**What you are asked to do:** From the entries that follow, pick out all lines holding "zasobu".

--------

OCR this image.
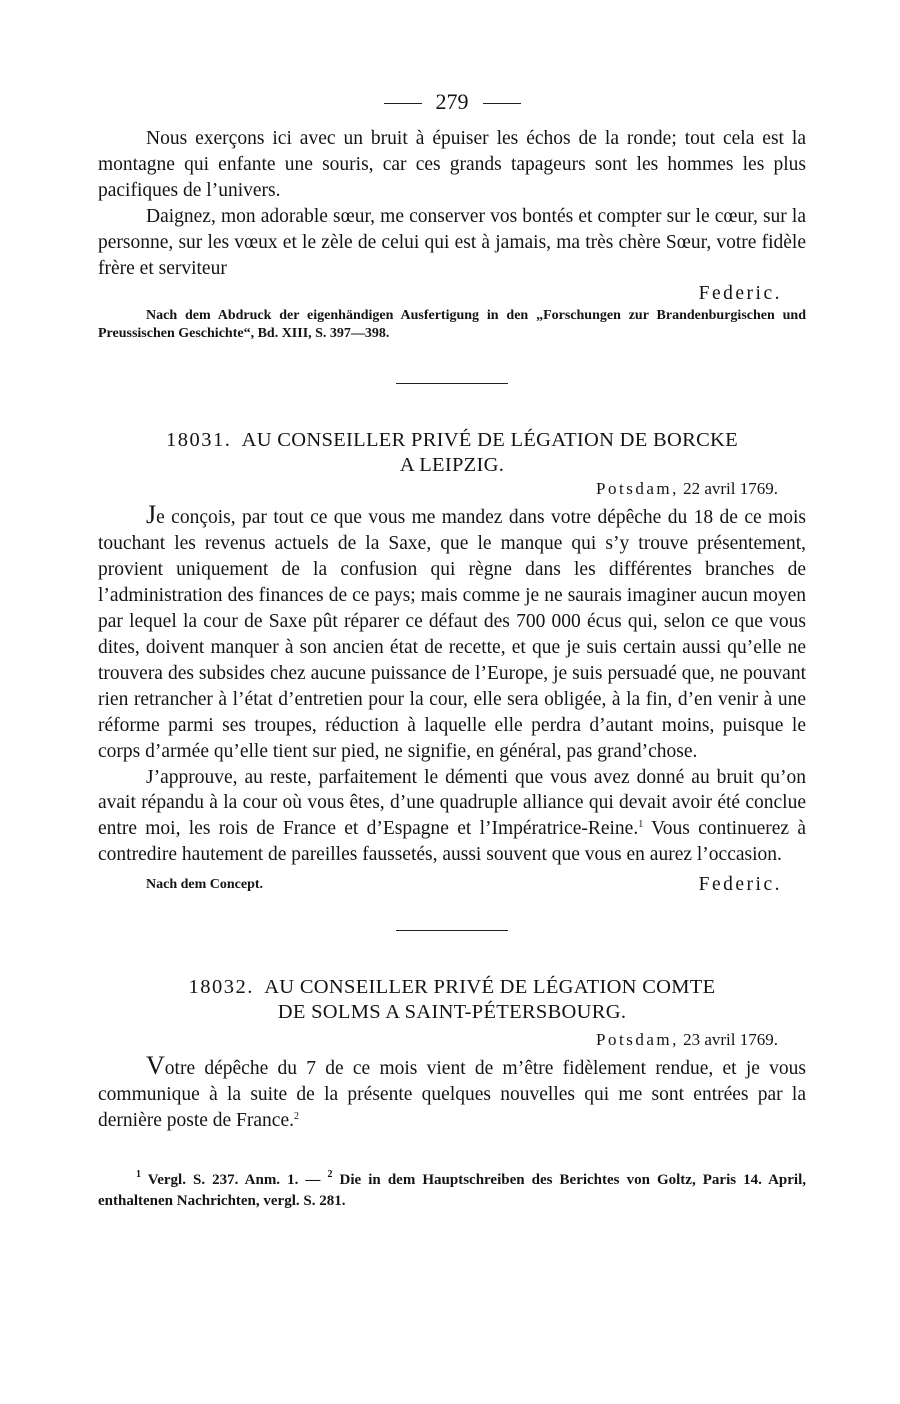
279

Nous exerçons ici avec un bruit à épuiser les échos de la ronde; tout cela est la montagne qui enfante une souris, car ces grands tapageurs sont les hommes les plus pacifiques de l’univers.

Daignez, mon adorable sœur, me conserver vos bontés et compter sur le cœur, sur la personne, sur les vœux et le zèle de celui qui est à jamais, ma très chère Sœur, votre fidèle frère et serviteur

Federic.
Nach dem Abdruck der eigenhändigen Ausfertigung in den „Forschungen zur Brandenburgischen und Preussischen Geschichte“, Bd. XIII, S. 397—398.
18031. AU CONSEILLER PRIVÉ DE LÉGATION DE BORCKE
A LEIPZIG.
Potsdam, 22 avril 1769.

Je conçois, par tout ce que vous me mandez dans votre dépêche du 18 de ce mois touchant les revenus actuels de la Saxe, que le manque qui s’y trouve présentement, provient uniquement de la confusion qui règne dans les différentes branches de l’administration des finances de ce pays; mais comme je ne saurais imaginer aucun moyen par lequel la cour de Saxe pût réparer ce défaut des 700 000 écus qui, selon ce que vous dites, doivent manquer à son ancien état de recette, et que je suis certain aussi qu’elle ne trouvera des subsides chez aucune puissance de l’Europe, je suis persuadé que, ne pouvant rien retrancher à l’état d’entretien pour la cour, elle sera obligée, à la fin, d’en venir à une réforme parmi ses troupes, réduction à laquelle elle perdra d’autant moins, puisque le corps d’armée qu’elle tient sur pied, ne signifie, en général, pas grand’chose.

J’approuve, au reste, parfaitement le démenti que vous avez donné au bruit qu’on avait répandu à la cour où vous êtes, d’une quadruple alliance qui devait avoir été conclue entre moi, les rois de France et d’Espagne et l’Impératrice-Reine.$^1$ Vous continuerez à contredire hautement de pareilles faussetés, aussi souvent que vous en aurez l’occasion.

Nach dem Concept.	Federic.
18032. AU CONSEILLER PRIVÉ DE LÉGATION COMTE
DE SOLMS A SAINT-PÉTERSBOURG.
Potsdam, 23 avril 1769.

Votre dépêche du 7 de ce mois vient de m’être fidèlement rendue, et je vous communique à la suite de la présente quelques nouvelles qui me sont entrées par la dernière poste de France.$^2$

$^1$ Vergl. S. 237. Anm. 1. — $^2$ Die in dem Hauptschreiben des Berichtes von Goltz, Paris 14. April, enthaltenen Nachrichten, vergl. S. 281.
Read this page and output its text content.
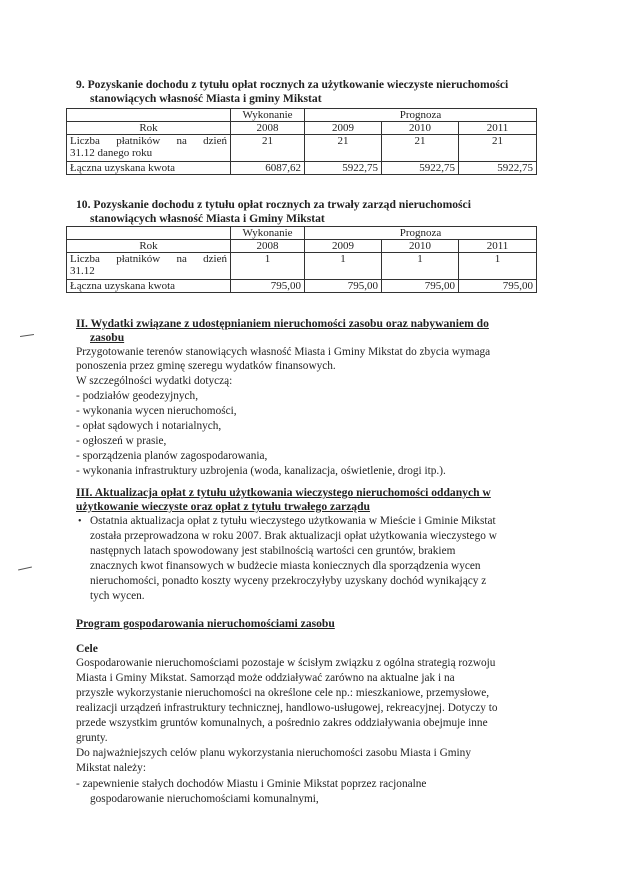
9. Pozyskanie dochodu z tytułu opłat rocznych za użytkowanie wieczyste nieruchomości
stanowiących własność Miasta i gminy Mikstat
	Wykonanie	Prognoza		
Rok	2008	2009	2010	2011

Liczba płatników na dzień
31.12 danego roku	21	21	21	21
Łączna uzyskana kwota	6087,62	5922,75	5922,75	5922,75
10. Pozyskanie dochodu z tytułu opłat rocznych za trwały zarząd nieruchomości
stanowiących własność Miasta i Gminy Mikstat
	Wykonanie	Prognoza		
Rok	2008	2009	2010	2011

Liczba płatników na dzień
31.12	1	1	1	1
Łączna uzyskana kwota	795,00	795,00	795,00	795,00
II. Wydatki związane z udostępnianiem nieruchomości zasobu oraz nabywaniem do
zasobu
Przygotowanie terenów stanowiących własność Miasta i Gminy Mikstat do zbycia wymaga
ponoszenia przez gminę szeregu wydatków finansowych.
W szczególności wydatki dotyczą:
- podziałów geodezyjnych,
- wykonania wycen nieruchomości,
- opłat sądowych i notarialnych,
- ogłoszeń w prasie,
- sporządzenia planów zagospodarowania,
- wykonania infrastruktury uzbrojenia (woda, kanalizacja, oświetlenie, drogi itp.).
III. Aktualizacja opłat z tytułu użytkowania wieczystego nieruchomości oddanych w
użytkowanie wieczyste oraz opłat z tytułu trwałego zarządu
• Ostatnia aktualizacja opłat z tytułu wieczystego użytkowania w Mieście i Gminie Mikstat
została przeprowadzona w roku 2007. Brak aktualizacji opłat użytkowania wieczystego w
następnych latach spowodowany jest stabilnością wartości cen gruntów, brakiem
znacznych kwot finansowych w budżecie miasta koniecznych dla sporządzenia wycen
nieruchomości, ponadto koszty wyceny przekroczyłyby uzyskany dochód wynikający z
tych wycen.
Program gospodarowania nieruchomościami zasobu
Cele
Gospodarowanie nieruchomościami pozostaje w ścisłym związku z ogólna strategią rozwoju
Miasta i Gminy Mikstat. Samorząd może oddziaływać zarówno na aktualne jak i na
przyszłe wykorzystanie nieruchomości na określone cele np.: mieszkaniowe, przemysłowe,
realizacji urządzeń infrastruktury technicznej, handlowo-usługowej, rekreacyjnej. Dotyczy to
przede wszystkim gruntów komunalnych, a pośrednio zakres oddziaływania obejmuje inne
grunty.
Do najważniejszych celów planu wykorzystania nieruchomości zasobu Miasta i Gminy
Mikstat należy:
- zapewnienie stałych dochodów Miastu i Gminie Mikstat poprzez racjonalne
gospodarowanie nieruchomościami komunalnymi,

--------

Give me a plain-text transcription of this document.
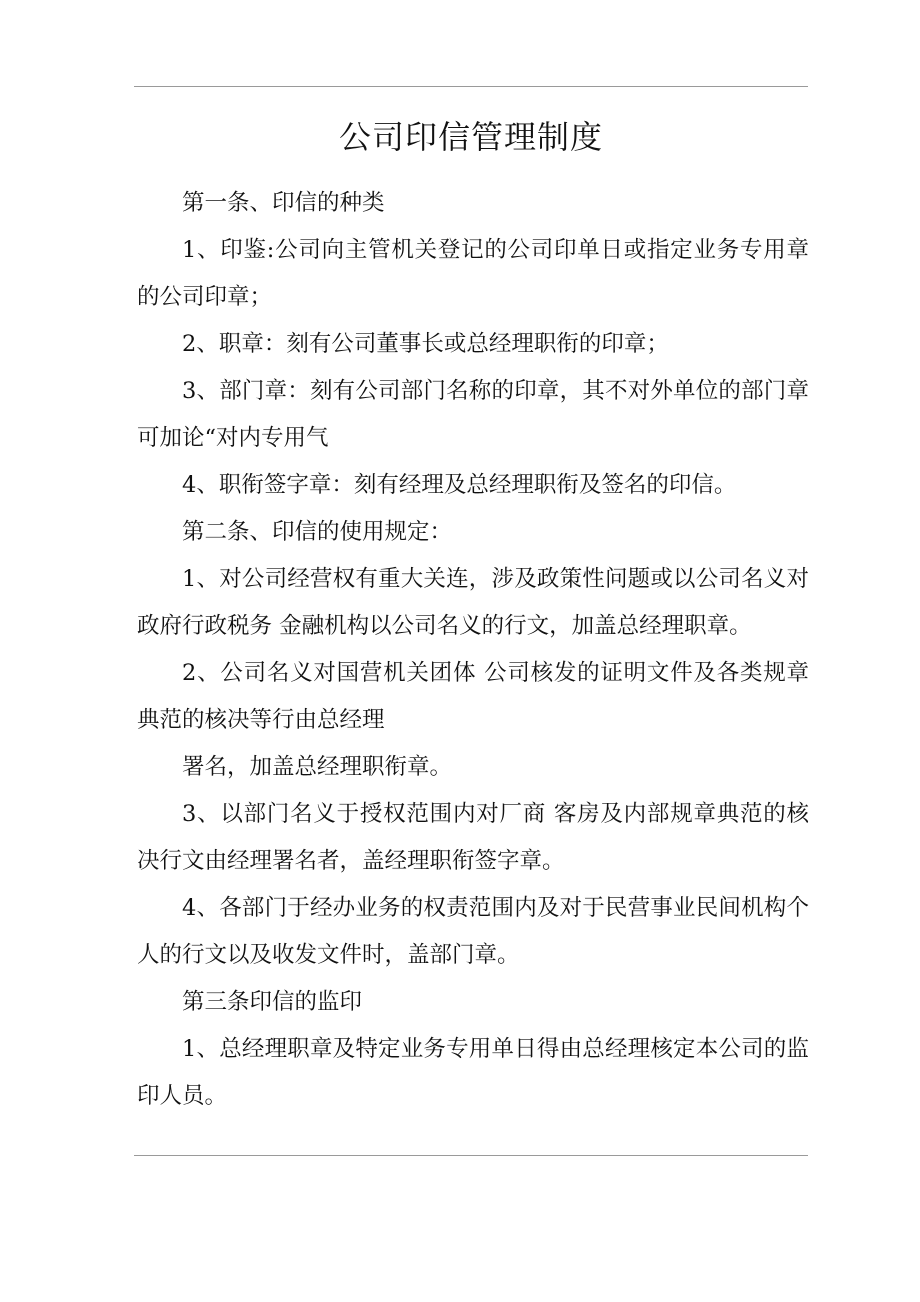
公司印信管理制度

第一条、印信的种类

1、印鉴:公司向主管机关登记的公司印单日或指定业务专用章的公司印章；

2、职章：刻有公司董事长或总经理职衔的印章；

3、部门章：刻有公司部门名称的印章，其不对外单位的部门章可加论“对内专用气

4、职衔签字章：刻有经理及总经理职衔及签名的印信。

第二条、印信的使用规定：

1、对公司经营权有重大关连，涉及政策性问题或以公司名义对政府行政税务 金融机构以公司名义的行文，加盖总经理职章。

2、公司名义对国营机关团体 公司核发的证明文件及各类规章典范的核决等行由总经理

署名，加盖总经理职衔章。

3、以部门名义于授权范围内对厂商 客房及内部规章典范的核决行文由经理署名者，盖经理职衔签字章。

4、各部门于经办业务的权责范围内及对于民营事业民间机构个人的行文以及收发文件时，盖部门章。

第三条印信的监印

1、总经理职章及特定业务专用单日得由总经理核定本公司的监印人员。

--------

**Exercise result:**
II. Wydatki związane z udostępnianiem nieruchomości zasobu oraz nabywaniem do
zasobu
Program gospodarowania nieruchomościami zasobu
Do najważniejszych celów planu wykorzystania nieruchomości zasobu Miasta i Gminy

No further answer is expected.